**WHAT IS EXPECTED:** Find the word "from" in the listing; pull out each line holding it.

**PROVIDED ENTRIES:**
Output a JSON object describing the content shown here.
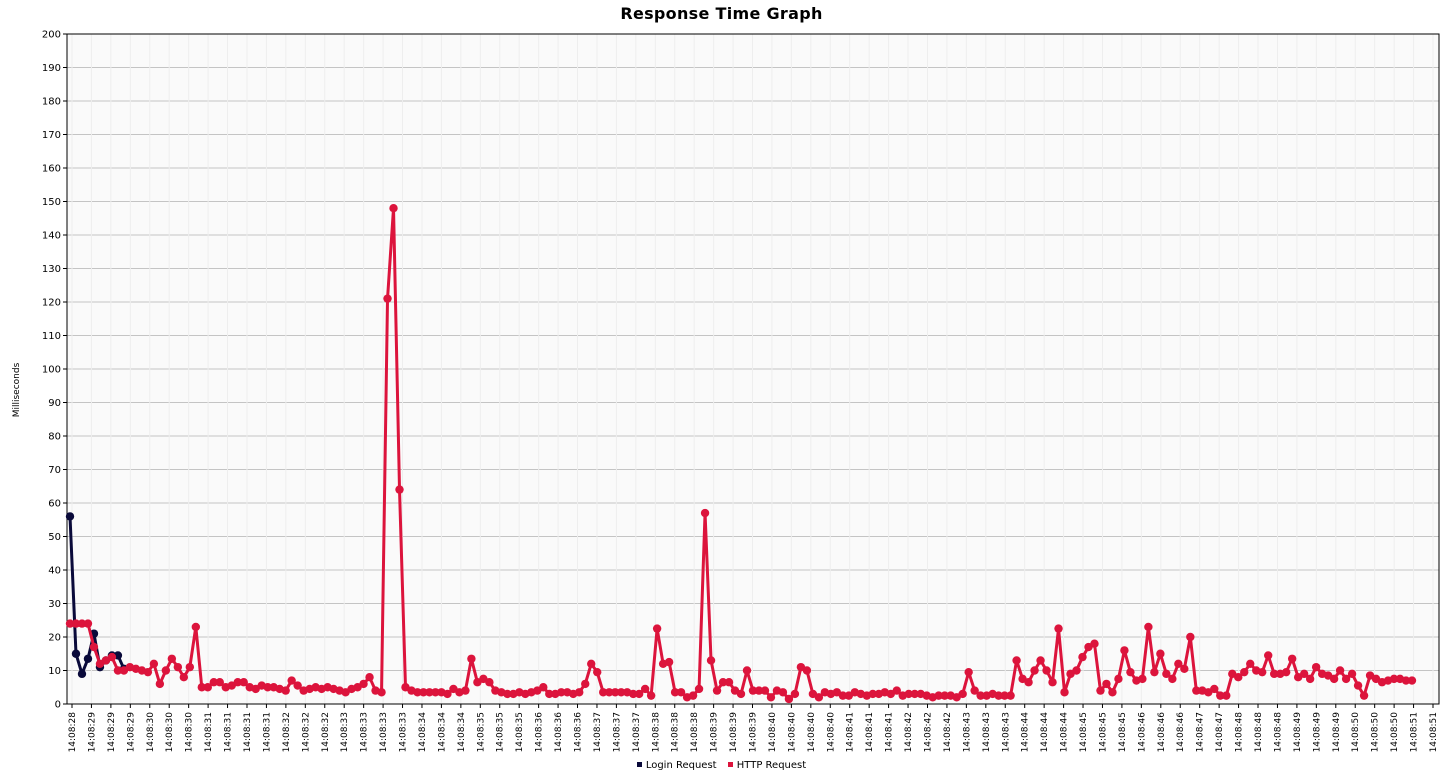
{
  "chart_data": {
    "type": "line",
    "title": "Response Time Graph",
    "xlabel": "",
    "ylabel": "Milliseconds",
    "ylim": [
      0,
      200
    ],
    "yticks": [
      0,
      10,
      20,
      30,
      40,
      50,
      60,
      70,
      80,
      90,
      100,
      110,
      120,
      130,
      140,
      150,
      160,
      170,
      180,
      190,
      200
    ],
    "xticks": [
      "14:08:28",
      "14:08:29",
      "14:08:29",
      "14:08:29",
      "14:08:30",
      "14:08:30",
      "14:08:30",
      "14:08:31",
      "14:08:31",
      "14:08:31",
      "14:08:31",
      "14:08:32",
      "14:08:32",
      "14:08:32",
      "14:08:33",
      "14:08:33",
      "14:08:33",
      "14:08:33",
      "14:08:34",
      "14:08:34",
      "14:08:34",
      "14:08:35",
      "14:08:35",
      "14:08:35",
      "14:08:36",
      "14:08:36",
      "14:08:36",
      "14:08:37",
      "14:08:37",
      "14:08:37",
      "14:08:38",
      "14:08:38",
      "14:08:38",
      "14:08:39",
      "14:08:39",
      "14:08:39",
      "14:08:40",
      "14:08:40",
      "14:08:40",
      "14:08:40",
      "14:08:41",
      "14:08:41",
      "14:08:41",
      "14:08:42",
      "14:08:42",
      "14:08:42",
      "14:08:43",
      "14:08:43",
      "14:08:43",
      "14:08:44",
      "14:08:44",
      "14:08:44",
      "14:08:45",
      "14:08:45",
      "14:08:45",
      "14:08:46",
      "14:08:46",
      "14:08:46",
      "14:08:47",
      "14:08:47",
      "14:08:48",
      "14:08:48",
      "14:08:48",
      "14:08:49",
      "14:08:49",
      "14:08:49",
      "14:08:50",
      "14:08:50",
      "14:08:50",
      "14:08:51",
      "14:08:51"
    ],
    "grid": true,
    "legend_position": "bottom",
    "series": [
      {
        "name": "Login Request",
        "color": "#0a0a3a",
        "values": [
          56,
          15,
          9,
          13.5,
          21,
          11,
          13,
          14.5,
          14.5,
          10.5
        ]
      },
      {
        "name": "HTTP Request",
        "color": "#dc143c",
        "values": [
          24,
          24,
          24,
          24,
          17,
          12,
          13,
          14,
          10,
          10,
          11,
          10.5,
          10,
          9.5,
          12,
          6,
          10,
          13.5,
          11,
          8,
          11,
          23,
          5,
          5,
          6.5,
          6.5,
          5,
          5.5,
          6.5,
          6.5,
          5,
          4.5,
          5.5,
          5,
          5,
          4.5,
          4,
          7,
          5.5,
          4,
          4.5,
          5,
          4.5,
          5,
          4.5,
          4,
          3.5,
          4.5,
          5,
          6,
          8,
          4,
          3.5,
          121,
          148,
          64,
          5,
          4,
          3.5,
          3.5,
          3.5,
          3.5,
          3.5,
          3,
          4.5,
          3.5,
          4,
          13.5,
          6.5,
          7.5,
          6.5,
          4,
          3.5,
          3,
          3,
          3.5,
          3,
          3.5,
          4,
          5,
          3,
          3,
          3.5,
          3.5,
          3,
          3.5,
          6,
          12,
          9.5,
          3.5,
          3.5,
          3.5,
          3.5,
          3.5,
          3,
          3,
          4.5,
          2.5,
          22.5,
          12,
          12.5,
          3.5,
          3.5,
          2,
          2.5,
          4.5,
          57,
          13,
          4,
          6.5,
          6.5,
          4,
          3,
          10,
          4,
          4,
          4,
          2,
          4,
          3.5,
          1.5,
          3,
          11,
          10,
          3,
          2,
          3.5,
          3,
          3.5,
          2.5,
          2.5,
          3.5,
          3,
          2.5,
          3,
          3,
          3.5,
          3,
          4,
          2.5,
          3,
          3,
          3,
          2.5,
          2,
          2.5,
          2.5,
          2.5,
          2,
          3,
          9.5,
          4,
          2.5,
          2.5,
          3,
          2.5,
          2.5,
          2.5,
          13,
          7.5,
          6.5,
          10,
          13,
          10,
          6.5,
          22.5,
          3.5,
          9,
          10,
          14,
          17,
          18,
          4,
          6,
          3.5,
          7.5,
          16,
          9.5,
          7,
          7.5,
          23,
          9.5,
          15,
          9,
          7.5,
          12,
          10.5,
          20,
          4,
          4,
          3.5,
          4.5,
          2.5,
          2.5,
          9,
          8,
          9.5,
          12,
          10,
          9.5,
          14.5,
          9,
          9,
          9.5,
          13.5,
          8,
          9,
          7.5,
          11,
          9,
          8.5,
          7.5,
          10,
          7.5,
          9,
          5.5,
          2.5,
          8.5,
          7.5,
          6.5,
          7,
          7.5,
          7.5,
          7,
          7
        ]
      }
    ]
  }
}
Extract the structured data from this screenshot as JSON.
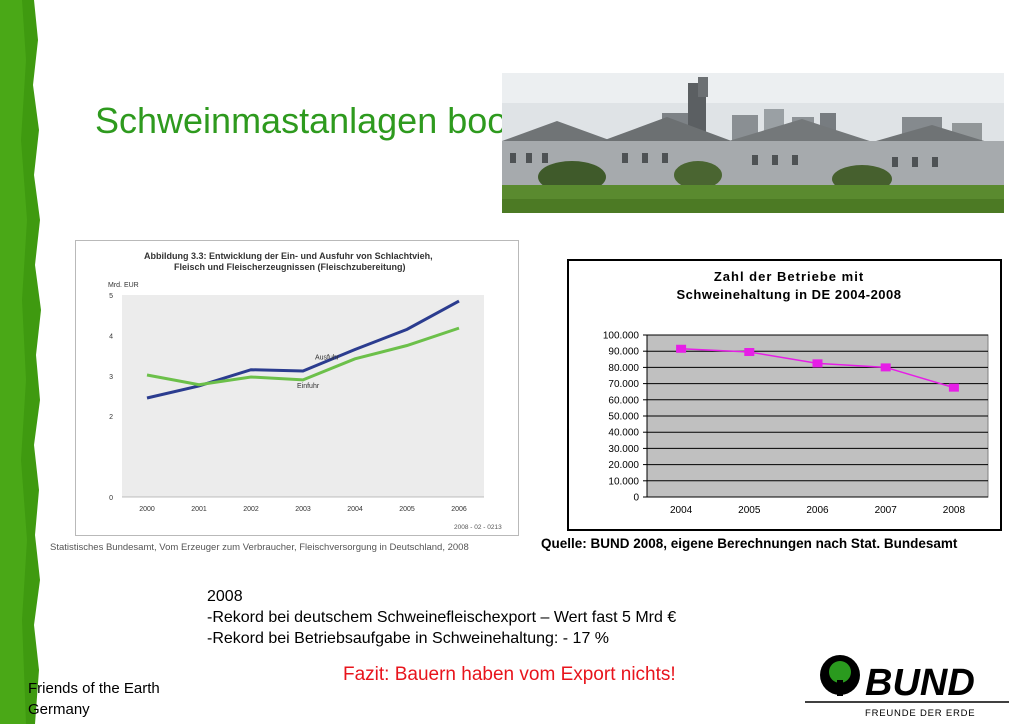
{
  "slide": {
    "title": "Schweinmastanlagen boomen...",
    "facts": [
      "2008",
      "-Rekord bei deutschem Schweinefleischexport – Wert fast 5 Mrd €",
      "-Rekord bei Betriebsaufgabe in Schweinehaltung: - 17 %"
    ],
    "conclusion": "Fazit: Bauern haben vom Export nichts!",
    "org_name": [
      "Friends of the Earth",
      "Germany"
    ]
  },
  "logo": {
    "wordmark": "BUND",
    "tagline": "FREUNDE DER ERDE"
  },
  "colors": {
    "accent_green": "#2e9a1e",
    "conclusion_red": "#e8141c",
    "ausfuhr_line": "#2b3c8f",
    "einfuhr_line": "#6cc04a",
    "betriebe_line": "#e61ee6",
    "plot_bg": "#c0c0c0"
  },
  "chart_data": [
    {
      "type": "line",
      "title": "Abbildung 3.3: Entwicklung der Ein- und Ausfuhr von Schlachtvieh,",
      "subtitle": "Fleisch und Fleischerzeugnissen (Fleischzubereitung)",
      "ylabel": "Mrd. EUR",
      "xlabel": "",
      "categories": [
        "2000",
        "2001",
        "2002",
        "2003",
        "2004",
        "2005",
        "2006"
      ],
      "ylim": [
        0,
        5
      ],
      "yticks": [
        "0",
        "2",
        "3",
        "4",
        "5"
      ],
      "grid": false,
      "series": [
        {
          "name": "Ausfuhr",
          "values": [
            2.45,
            2.75,
            3.15,
            3.12,
            3.65,
            4.15,
            4.85
          ]
        },
        {
          "name": "Einfuhr",
          "values": [
            3.02,
            2.78,
            2.97,
            2.9,
            3.42,
            3.75,
            4.18
          ]
        }
      ],
      "footnote": "2008 - 02 - 0213",
      "source": "Statistisches Bundesamt, Vom Erzeuger zum Verbraucher, Fleischversorgung in Deutschland, 2008"
    },
    {
      "type": "line",
      "title": "Zahl der Betriebe mit",
      "subtitle": "Schweinehaltung in DE 2004-2008",
      "xlabel": "",
      "ylabel": "",
      "categories": [
        "2004",
        "2005",
        "2006",
        "2007",
        "2008"
      ],
      "ylim": [
        0,
        100000
      ],
      "yticks": [
        "0",
        "10.000",
        "20.000",
        "30.000",
        "40.000",
        "50.000",
        "60.000",
        "70.000",
        "80.000",
        "90.000",
        "100.000"
      ],
      "grid": true,
      "series": [
        {
          "values": [
            91500,
            89500,
            82500,
            80000,
            67500
          ]
        }
      ],
      "source": "Quelle: BUND 2008, eigene Berechnungen nach Stat. Bundesamt"
    }
  ]
}
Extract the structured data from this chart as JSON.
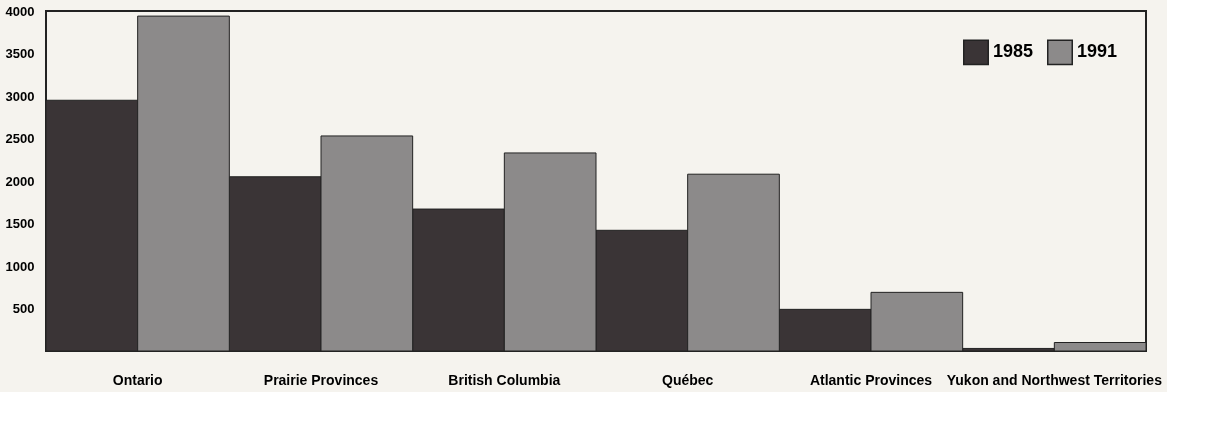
{
  "chart_data": {
    "type": "bar",
    "categories": [
      "Ontario",
      "Prairie Provinces",
      "British Columbia",
      "Québec",
      "Atlantic Provinces",
      "Yukon and Northwest Territories"
    ],
    "series": [
      {
        "name": "1985",
        "color": "#3a3436",
        "values": [
          2950,
          2050,
          1670,
          1420,
          490,
          30
        ]
      },
      {
        "name": "1991",
        "color": "#8c8a8a",
        "values": [
          3940,
          2530,
          2330,
          2080,
          690,
          100
        ]
      }
    ],
    "ylim": [
      0,
      4000
    ],
    "yticks": [
      500,
      1000,
      1500,
      2000,
      2500,
      3000,
      3500,
      4000
    ],
    "grid": false,
    "legend": "top right"
  }
}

**ANSWER TO THIS TASK:**
Extract the structured data from this screenshot as JSON.
Extract the structured data from this chart as JSON.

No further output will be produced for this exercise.